*DIRECTIONS*: Find each line with the string "JSON" and report it.

*ENTRIES PROVIDED*:
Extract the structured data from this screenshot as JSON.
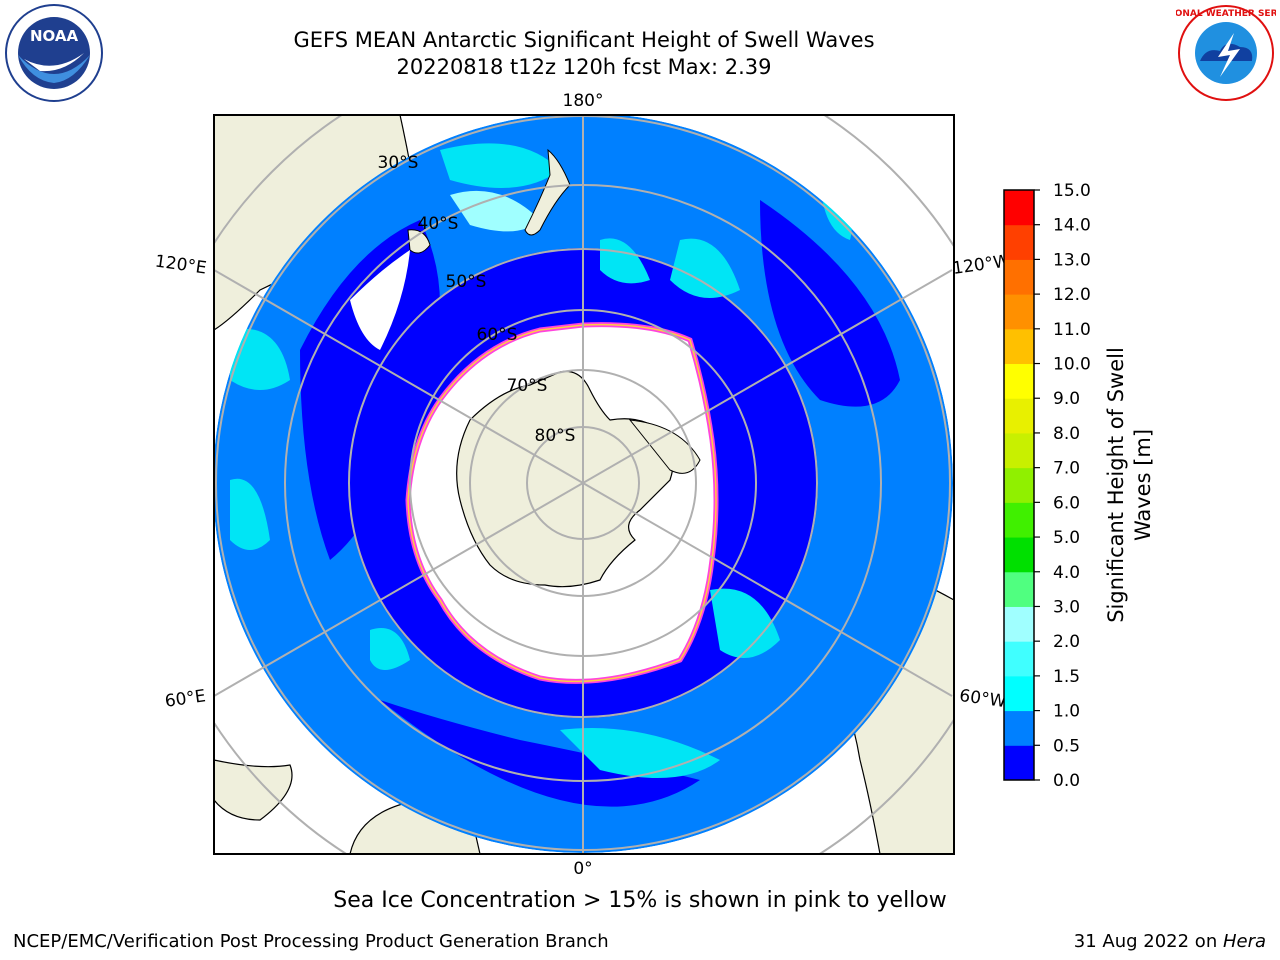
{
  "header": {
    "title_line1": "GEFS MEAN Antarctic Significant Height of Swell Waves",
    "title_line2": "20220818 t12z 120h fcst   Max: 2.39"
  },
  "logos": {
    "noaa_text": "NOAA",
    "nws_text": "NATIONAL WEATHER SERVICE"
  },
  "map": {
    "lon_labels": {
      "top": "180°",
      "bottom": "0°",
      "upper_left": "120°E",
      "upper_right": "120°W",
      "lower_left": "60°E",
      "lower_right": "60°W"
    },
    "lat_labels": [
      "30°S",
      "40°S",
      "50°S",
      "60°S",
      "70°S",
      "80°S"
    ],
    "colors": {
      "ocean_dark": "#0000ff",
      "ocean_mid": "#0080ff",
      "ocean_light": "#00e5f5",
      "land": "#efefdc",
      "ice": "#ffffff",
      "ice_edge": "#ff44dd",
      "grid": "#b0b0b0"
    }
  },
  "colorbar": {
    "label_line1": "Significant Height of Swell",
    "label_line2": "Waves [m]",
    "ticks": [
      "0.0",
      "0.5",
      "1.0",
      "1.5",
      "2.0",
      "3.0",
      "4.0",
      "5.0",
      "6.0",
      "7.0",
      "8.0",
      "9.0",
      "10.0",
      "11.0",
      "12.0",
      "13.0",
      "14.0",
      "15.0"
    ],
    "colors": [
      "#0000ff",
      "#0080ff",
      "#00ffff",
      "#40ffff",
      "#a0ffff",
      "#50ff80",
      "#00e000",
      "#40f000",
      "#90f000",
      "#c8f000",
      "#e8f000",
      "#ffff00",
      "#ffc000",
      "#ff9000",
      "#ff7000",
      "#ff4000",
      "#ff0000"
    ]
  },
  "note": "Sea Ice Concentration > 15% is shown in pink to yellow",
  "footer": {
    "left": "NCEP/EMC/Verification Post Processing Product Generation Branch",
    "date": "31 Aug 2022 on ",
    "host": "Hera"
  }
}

...

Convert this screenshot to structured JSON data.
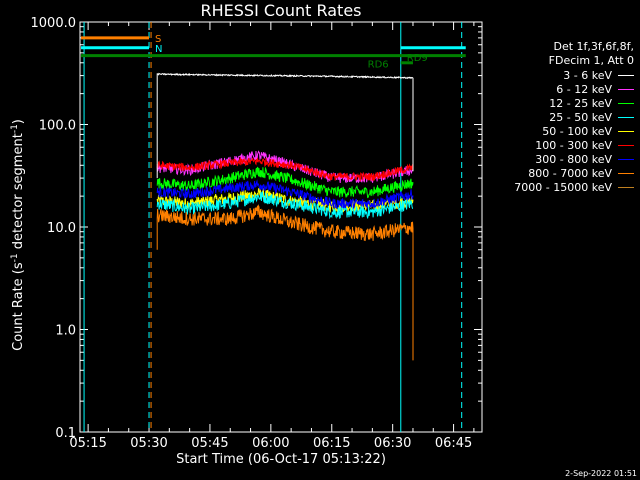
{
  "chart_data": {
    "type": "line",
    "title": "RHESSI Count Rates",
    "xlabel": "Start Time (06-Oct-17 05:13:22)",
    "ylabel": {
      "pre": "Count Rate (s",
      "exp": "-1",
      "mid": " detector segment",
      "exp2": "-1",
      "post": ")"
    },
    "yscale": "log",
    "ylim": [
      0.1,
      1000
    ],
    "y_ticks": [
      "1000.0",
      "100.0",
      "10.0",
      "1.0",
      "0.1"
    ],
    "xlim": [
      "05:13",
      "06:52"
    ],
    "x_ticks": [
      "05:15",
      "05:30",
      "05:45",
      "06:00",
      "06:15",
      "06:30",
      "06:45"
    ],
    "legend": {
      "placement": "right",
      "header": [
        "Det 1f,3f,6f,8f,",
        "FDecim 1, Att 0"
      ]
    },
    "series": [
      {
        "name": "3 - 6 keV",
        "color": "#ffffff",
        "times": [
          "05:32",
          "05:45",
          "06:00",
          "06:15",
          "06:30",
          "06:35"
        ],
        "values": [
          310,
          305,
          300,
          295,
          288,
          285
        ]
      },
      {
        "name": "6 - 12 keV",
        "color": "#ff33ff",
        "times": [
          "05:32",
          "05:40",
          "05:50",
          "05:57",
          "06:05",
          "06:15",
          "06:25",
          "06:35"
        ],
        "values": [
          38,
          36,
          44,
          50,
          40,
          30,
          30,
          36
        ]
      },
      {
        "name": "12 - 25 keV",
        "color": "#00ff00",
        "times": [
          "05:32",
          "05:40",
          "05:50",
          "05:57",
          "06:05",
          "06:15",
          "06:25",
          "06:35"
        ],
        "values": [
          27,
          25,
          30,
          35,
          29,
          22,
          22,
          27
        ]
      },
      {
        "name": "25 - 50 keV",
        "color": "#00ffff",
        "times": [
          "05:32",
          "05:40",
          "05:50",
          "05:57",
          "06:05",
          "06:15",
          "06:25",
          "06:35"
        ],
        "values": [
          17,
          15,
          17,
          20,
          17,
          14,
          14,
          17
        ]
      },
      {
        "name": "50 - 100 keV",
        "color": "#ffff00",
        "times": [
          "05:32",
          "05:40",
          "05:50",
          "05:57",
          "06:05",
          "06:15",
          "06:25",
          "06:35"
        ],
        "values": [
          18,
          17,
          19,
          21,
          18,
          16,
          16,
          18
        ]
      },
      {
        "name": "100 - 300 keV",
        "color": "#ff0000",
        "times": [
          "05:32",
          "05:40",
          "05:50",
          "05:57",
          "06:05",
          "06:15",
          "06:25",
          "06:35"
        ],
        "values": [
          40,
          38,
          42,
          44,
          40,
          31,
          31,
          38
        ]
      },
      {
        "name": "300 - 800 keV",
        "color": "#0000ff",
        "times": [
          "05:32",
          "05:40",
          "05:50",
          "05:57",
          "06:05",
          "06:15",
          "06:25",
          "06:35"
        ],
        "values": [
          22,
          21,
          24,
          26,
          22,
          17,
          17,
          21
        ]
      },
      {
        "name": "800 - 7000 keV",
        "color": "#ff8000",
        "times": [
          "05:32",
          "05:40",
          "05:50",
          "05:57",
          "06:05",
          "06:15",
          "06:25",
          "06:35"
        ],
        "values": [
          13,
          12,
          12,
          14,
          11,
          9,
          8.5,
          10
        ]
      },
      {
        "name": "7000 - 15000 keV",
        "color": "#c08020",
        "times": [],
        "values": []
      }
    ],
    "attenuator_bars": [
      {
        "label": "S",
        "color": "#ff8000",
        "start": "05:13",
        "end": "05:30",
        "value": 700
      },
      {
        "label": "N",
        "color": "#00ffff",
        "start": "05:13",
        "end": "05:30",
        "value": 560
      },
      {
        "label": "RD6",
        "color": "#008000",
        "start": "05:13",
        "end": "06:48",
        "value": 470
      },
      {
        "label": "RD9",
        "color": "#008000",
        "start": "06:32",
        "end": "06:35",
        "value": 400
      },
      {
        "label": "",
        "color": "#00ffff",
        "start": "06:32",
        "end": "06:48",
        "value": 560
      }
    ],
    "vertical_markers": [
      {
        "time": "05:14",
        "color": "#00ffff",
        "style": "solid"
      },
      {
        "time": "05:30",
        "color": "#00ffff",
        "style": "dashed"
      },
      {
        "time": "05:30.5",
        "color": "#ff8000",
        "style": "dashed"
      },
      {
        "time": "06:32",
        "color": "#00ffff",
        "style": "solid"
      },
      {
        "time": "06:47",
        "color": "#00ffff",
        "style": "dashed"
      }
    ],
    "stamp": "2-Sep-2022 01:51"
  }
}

*REPLY*:
Extract the structured data from this screenshot as JSON.
Convert this screenshot to structured JSON data.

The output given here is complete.